#### Material for this task
= = = =

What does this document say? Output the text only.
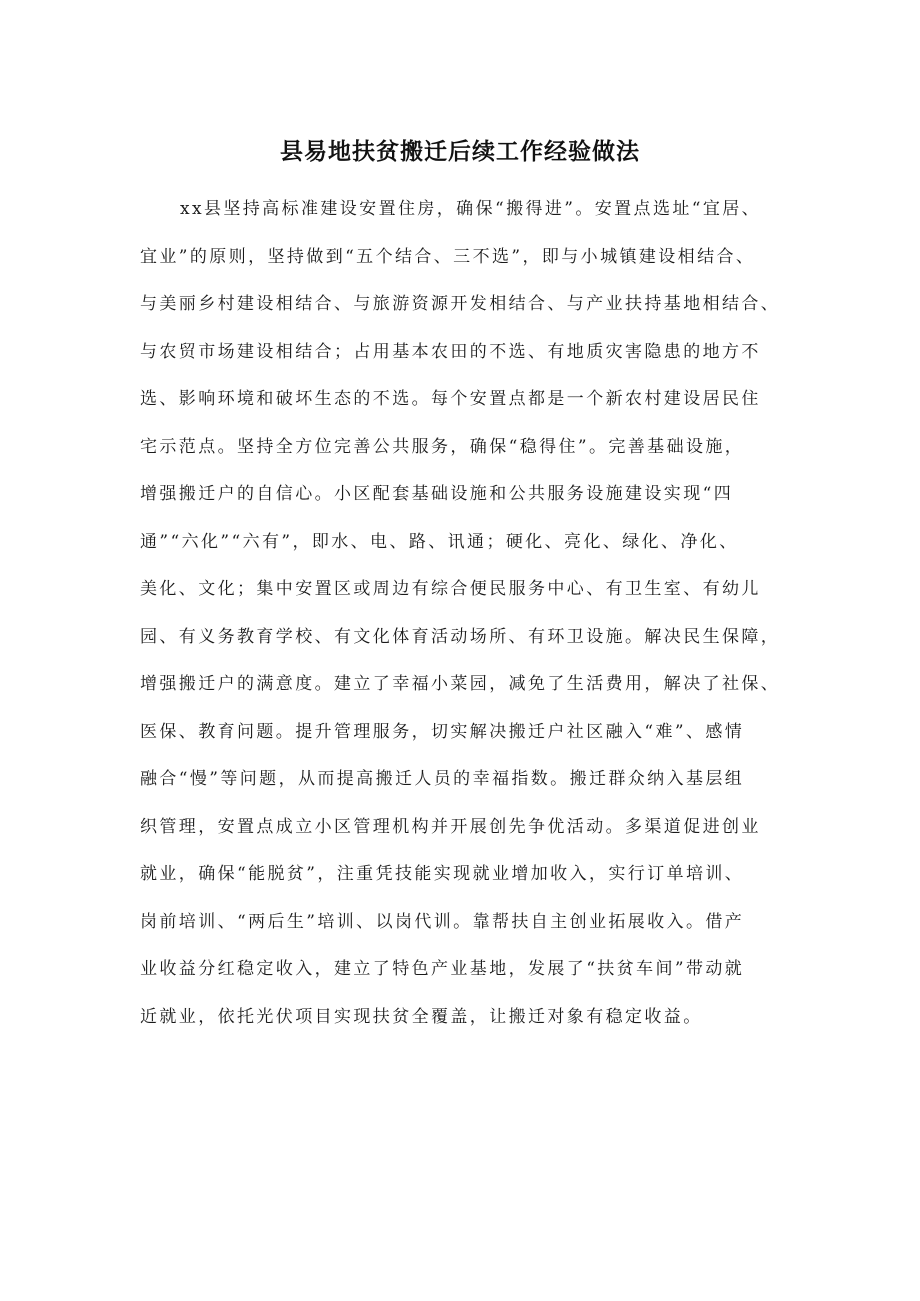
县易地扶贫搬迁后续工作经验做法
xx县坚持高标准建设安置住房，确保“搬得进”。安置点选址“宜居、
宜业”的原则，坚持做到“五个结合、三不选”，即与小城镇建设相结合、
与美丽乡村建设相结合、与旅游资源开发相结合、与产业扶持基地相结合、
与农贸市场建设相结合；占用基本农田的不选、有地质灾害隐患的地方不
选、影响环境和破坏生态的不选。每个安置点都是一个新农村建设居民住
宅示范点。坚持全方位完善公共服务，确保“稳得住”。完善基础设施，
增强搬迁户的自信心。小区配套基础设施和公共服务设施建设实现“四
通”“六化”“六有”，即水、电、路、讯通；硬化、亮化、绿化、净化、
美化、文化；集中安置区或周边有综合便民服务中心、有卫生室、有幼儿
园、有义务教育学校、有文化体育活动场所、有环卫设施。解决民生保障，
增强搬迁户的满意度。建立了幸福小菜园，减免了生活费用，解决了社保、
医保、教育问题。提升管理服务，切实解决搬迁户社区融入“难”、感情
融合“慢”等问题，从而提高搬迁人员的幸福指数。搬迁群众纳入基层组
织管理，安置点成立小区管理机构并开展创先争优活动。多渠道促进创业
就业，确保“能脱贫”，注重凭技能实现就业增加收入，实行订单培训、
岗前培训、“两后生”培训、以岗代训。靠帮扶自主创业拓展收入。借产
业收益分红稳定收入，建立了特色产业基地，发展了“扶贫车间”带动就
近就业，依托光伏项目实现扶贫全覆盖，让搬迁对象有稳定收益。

= = = =

#### Exercise
Transcribe every line from the records above without alteration, and leave out the images.

#### Response below
What does this document say? Output the text only.
县易地扶贫搬迁后续工作经验做法
xx县坚持高标准建设安置住房，确保“搬得进”。安置点选址“宜居、
宜业”的原则，坚持做到“五个结合、三不选”，即与小城镇建设相结合、
与美丽乡村建设相结合、与旅游资源开发相结合、与产业扶持基地相结合、
与农贸市场建设相结合；占用基本农田的不选、有地质灾害隐患的地方不
选、影响环境和破坏生态的不选。每个安置点都是一个新农村建设居民住
宅示范点。坚持全方位完善公共服务，确保“稳得住”。完善基础设施，
增强搬迁户的自信心。小区配套基础设施和公共服务设施建设实现“四
通”“六化”“六有”，即水、电、路、讯通；硬化、亮化、绿化、净化、
美化、文化；集中安置区或周边有综合便民服务中心、有卫生室、有幼儿
园、有义务教育学校、有文化体育活动场所、有环卫设施。解决民生保障，
增强搬迁户的满意度。建立了幸福小菜园，减免了生活费用，解决了社保、
医保、教育问题。提升管理服务，切实解决搬迁户社区融入“难”、感情
融合“慢”等问题，从而提高搬迁人员的幸福指数。搬迁群众纳入基层组
织管理，安置点成立小区管理机构并开展创先争优活动。多渠道促进创业
就业，确保“能脱贫”，注重凭技能实现就业增加收入，实行订单培训、
岗前培训、“两后生”培训、以岗代训。靠帮扶自主创业拓展收入。借产
业收益分红稳定收入，建立了特色产业基地，发展了“扶贫车间”带动就
近就业，依托光伏项目实现扶贫全覆盖，让搬迁对象有稳定收益。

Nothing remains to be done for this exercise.